*PROBLEM DESCRIPTION*. Take the line containing "Decode this image" and every line after it in the data below, and print them exactly as given, with nothing else.

[Records from a data collection]
+ + + + + + +

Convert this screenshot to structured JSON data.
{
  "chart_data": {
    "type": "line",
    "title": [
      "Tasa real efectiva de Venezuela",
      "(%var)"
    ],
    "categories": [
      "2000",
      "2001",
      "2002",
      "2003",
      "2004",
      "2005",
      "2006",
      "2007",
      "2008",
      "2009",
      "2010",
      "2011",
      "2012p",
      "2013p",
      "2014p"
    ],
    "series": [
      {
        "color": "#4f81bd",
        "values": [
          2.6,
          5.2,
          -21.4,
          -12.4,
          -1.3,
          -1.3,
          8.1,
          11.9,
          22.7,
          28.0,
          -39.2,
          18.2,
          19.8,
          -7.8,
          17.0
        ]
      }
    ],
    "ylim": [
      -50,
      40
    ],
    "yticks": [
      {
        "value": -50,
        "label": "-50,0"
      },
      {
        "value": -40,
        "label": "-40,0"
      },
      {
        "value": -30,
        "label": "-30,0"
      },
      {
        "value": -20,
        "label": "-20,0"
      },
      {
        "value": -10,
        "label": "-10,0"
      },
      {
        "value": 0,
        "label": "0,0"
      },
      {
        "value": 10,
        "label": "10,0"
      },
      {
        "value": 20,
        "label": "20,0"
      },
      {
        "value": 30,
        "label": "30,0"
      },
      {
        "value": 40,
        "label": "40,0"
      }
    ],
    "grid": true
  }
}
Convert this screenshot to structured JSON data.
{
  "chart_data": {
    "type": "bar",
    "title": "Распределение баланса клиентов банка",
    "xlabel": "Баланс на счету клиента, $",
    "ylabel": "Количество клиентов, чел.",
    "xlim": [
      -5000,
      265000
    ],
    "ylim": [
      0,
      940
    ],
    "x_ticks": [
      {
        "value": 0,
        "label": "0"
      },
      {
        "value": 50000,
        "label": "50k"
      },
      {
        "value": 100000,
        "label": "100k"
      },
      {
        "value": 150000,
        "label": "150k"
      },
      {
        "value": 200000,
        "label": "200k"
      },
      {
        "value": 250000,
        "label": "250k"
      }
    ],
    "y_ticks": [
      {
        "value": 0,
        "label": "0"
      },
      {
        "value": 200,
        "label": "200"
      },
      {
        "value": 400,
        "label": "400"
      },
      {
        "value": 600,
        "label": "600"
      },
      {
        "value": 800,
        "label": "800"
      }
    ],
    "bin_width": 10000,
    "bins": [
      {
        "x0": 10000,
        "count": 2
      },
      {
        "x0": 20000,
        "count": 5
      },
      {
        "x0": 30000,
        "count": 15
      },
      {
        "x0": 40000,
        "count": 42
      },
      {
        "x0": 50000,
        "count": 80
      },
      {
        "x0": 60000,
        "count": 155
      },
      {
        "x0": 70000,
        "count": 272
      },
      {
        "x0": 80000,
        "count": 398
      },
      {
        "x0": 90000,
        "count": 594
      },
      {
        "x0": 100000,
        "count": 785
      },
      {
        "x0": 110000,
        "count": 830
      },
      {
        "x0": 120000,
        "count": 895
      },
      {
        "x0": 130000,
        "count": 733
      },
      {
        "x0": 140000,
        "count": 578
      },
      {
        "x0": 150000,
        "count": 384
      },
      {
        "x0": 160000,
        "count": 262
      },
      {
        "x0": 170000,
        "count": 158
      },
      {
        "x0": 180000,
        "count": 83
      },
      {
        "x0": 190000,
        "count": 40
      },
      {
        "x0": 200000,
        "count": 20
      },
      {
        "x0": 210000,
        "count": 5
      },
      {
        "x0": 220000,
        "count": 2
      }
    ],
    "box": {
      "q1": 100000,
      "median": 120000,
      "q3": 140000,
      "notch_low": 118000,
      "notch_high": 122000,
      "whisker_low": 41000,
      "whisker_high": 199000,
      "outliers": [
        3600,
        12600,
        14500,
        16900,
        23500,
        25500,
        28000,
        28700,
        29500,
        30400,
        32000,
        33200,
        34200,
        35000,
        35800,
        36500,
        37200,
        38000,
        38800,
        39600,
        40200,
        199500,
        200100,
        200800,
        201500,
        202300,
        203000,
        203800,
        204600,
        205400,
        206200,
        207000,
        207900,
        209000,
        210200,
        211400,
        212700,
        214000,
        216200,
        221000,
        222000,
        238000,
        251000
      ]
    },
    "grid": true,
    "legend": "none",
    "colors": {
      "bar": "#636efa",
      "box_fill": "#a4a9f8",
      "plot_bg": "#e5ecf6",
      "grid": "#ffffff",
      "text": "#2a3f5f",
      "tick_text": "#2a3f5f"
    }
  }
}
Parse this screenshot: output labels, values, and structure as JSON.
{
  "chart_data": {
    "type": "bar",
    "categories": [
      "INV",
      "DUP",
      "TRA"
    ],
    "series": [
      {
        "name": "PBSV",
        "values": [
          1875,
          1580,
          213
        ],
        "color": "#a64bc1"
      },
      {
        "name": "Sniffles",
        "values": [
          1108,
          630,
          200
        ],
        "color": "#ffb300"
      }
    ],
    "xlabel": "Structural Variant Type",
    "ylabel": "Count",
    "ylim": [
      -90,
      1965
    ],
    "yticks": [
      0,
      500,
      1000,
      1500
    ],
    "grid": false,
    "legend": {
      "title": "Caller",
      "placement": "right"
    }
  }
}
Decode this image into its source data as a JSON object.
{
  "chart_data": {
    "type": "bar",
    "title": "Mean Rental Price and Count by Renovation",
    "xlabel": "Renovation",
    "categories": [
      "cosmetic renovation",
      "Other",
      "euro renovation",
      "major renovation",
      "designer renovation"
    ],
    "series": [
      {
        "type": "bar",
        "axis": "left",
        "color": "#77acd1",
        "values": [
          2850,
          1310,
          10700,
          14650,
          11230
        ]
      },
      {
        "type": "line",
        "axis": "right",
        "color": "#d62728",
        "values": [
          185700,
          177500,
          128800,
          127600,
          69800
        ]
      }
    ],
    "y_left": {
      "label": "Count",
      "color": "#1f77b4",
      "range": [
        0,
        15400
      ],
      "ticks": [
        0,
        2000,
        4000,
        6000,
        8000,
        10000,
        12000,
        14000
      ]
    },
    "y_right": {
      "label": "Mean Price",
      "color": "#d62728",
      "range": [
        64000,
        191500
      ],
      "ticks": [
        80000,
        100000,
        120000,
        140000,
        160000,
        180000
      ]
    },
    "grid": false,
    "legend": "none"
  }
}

+ + + + + + +

*PROBLEM SOLUTION*.
Decode this image into its source data as a JSON object.
{
  "chart_data": {
    "type": "bar",
    "title": "Mean Rental Price and Count by Renovation",
    "xlabel": "Renovation",
    "categories": [
      "cosmetic renovation",
      "Other",
      "euro renovation",
      "major renovation",
      "designer renovation"
    ],
    "series": [
      {
        "type": "bar",
        "axis": "left",
        "color": "#77acd1",
        "values": [
          2850,
          1310,
          10700,
          14650,
          11230
        ]
      },
      {
        "type": "line",
        "axis": "right",
        "color": "#d62728",
        "values": [
          185700,
          177500,
          128800,
          127600,
          69800
        ]
      }
    ],
    "y_left": {
      "label": "Count",
      "color": "#1f77b4",
      "range": [
        0,
        15400
      ],
      "ticks": [
        0,
        2000,
        4000,
        6000,
        8000,
        10000,
        12000,
        14000
      ]
    },
    "y_right": {
      "label": "Mean Price",
      "color": "#d62728",
      "range": [
        64000,
        191500
      ],
      "ticks": [
        80000,
        100000,
        120000,
        140000,
        160000,
        180000
      ]
    },
    "grid": false,
    "legend": "none"
  }
}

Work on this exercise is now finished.